Some records
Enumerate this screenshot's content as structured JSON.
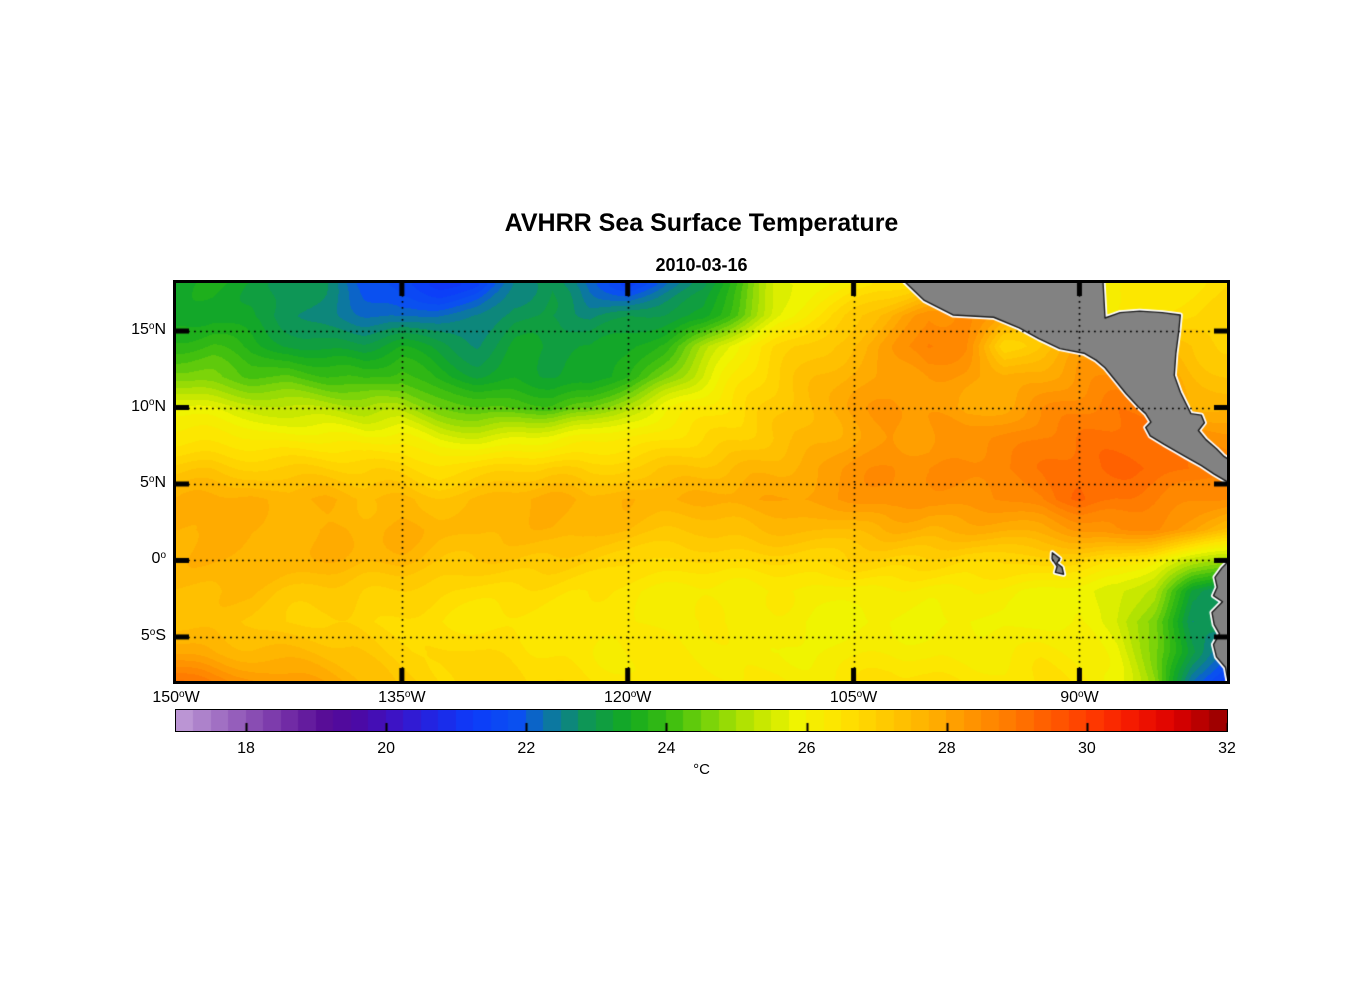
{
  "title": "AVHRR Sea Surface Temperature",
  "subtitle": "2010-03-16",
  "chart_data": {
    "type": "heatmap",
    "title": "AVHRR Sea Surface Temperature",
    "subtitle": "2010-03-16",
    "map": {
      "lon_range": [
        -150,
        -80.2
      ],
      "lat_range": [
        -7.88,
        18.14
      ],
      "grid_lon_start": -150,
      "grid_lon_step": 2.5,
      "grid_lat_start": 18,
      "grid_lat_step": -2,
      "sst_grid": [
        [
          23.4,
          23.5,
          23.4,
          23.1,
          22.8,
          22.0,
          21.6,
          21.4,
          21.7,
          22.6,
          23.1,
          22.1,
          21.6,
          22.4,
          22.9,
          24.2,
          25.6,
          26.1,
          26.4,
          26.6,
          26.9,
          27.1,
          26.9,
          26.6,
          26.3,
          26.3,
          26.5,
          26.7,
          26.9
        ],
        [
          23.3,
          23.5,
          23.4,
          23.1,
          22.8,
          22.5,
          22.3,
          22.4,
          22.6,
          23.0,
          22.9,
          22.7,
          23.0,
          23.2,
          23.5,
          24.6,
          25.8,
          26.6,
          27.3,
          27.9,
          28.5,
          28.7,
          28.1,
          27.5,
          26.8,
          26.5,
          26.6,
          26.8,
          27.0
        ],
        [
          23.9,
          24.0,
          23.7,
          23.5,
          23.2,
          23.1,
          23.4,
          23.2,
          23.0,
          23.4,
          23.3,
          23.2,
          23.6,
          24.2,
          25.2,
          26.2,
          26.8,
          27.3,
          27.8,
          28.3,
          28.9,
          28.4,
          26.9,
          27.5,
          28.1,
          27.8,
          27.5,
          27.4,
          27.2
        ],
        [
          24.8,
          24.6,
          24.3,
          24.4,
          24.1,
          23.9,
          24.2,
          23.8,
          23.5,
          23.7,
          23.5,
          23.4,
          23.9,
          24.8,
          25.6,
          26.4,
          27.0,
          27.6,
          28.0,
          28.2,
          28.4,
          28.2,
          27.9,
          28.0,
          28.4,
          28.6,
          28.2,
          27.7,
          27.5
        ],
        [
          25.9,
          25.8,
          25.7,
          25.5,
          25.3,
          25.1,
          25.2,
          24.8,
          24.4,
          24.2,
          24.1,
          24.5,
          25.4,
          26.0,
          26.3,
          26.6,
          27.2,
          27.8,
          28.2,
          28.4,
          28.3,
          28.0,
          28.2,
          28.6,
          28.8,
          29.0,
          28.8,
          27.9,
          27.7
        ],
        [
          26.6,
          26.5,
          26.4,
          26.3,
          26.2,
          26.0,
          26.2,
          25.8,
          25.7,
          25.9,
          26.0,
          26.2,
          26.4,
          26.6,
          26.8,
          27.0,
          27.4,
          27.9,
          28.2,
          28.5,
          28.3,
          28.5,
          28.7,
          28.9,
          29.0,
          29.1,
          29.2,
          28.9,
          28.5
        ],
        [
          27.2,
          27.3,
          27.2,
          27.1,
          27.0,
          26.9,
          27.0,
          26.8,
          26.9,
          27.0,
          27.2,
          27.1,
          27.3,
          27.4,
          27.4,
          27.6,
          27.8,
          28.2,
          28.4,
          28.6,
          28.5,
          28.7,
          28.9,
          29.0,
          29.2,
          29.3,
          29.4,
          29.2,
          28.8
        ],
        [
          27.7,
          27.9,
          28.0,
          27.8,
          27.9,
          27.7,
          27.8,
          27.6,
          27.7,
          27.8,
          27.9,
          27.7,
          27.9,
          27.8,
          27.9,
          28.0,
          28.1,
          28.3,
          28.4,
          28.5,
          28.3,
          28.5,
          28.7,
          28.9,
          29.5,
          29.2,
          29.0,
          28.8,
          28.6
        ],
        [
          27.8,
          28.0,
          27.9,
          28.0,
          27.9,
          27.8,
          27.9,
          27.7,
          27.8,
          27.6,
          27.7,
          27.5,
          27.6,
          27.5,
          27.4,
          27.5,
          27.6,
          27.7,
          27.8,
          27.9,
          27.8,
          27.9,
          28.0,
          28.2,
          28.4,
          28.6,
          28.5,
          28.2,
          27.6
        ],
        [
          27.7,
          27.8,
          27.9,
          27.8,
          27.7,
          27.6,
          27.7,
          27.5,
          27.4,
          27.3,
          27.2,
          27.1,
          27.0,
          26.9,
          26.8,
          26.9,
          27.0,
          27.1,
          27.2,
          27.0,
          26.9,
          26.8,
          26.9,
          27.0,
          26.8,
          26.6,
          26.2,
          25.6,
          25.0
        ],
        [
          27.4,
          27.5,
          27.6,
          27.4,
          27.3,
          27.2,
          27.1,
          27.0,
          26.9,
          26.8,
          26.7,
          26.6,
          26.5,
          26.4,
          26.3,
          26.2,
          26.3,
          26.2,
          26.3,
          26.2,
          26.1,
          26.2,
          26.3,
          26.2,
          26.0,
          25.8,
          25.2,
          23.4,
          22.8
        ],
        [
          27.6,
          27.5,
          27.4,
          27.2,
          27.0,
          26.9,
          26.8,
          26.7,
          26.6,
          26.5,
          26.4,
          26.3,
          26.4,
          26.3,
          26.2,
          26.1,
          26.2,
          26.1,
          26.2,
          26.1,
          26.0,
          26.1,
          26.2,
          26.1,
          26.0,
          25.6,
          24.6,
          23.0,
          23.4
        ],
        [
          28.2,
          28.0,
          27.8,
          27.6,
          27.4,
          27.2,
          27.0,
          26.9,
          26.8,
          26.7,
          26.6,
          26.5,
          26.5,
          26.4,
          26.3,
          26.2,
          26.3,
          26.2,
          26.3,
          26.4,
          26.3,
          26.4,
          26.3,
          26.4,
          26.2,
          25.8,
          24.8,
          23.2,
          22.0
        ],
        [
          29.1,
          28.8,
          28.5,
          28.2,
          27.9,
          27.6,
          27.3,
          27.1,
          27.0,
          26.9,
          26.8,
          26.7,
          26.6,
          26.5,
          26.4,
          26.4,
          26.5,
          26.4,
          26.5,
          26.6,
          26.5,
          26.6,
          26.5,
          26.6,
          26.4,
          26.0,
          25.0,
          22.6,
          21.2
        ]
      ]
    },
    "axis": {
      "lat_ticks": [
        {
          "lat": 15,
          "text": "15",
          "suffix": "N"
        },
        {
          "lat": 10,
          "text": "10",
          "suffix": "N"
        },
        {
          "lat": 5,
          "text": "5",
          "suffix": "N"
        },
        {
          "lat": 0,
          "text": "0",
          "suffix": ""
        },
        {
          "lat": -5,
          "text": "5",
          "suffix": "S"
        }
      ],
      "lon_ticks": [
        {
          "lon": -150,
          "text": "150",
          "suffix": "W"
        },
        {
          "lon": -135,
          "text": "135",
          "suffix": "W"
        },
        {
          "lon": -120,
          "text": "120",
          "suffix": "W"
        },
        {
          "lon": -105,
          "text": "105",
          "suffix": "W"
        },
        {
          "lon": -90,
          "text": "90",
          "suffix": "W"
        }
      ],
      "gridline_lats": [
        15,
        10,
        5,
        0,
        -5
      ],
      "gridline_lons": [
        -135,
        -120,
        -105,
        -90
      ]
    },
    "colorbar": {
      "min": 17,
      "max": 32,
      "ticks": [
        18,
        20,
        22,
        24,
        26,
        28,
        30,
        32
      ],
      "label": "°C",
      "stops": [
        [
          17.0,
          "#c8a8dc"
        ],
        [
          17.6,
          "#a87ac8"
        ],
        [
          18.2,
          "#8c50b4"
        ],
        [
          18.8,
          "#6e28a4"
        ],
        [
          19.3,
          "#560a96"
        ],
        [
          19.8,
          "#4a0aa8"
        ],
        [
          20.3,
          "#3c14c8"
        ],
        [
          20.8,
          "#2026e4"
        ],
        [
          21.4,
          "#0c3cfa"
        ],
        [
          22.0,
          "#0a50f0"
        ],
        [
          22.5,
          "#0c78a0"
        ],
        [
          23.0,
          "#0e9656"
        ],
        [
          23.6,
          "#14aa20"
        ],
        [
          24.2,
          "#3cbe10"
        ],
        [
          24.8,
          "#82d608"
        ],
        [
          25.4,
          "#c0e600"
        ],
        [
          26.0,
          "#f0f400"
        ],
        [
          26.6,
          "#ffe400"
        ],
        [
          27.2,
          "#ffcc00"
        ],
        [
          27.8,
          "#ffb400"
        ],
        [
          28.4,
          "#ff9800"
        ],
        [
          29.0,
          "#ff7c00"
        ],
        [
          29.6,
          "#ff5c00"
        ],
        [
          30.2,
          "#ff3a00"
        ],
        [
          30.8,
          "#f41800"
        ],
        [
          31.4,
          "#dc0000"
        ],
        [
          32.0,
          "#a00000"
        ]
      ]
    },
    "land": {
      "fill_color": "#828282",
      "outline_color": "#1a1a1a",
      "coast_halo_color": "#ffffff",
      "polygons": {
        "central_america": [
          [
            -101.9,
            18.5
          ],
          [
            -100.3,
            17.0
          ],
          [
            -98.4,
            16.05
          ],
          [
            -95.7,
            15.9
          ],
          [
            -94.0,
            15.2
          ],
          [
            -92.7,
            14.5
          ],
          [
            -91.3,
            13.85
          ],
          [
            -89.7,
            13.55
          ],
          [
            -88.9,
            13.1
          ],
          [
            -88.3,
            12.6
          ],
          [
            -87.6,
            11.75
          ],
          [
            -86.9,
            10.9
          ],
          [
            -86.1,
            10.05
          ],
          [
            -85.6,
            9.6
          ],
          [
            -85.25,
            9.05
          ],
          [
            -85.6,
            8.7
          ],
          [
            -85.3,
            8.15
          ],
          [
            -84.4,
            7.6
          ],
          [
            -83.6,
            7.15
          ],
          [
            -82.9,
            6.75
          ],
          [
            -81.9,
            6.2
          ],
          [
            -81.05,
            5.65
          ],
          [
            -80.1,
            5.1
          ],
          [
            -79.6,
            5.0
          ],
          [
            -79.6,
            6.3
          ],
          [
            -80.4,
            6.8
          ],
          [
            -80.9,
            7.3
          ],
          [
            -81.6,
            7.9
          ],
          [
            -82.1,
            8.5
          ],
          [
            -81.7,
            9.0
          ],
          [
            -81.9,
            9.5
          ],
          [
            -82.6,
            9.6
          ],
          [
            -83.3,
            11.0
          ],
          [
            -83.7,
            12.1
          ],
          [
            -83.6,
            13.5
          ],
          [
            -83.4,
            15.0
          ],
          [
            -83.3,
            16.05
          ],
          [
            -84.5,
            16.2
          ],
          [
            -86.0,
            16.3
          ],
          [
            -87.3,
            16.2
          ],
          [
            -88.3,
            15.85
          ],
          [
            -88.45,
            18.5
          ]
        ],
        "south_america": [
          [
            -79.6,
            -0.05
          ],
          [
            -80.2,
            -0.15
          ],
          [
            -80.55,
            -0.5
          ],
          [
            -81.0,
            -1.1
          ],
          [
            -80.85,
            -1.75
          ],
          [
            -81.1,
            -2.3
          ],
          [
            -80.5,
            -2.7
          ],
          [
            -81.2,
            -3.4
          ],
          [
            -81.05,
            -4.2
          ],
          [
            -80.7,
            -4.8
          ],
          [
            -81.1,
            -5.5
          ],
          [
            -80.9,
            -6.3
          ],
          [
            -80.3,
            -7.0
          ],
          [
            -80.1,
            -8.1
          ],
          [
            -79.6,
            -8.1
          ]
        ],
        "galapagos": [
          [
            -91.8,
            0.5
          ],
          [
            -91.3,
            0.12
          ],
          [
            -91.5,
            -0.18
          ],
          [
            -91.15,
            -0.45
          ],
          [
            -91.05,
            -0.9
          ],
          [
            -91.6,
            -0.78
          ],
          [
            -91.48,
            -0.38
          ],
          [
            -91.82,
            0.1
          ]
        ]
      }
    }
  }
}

• _Exercise aim_
Select every line in the records above that contains the word "Surface".

• _Solution to this exercise_
  "title": "AVHRR Sea Surface Temperature",
    "title": "AVHRR Sea Surface Temperature",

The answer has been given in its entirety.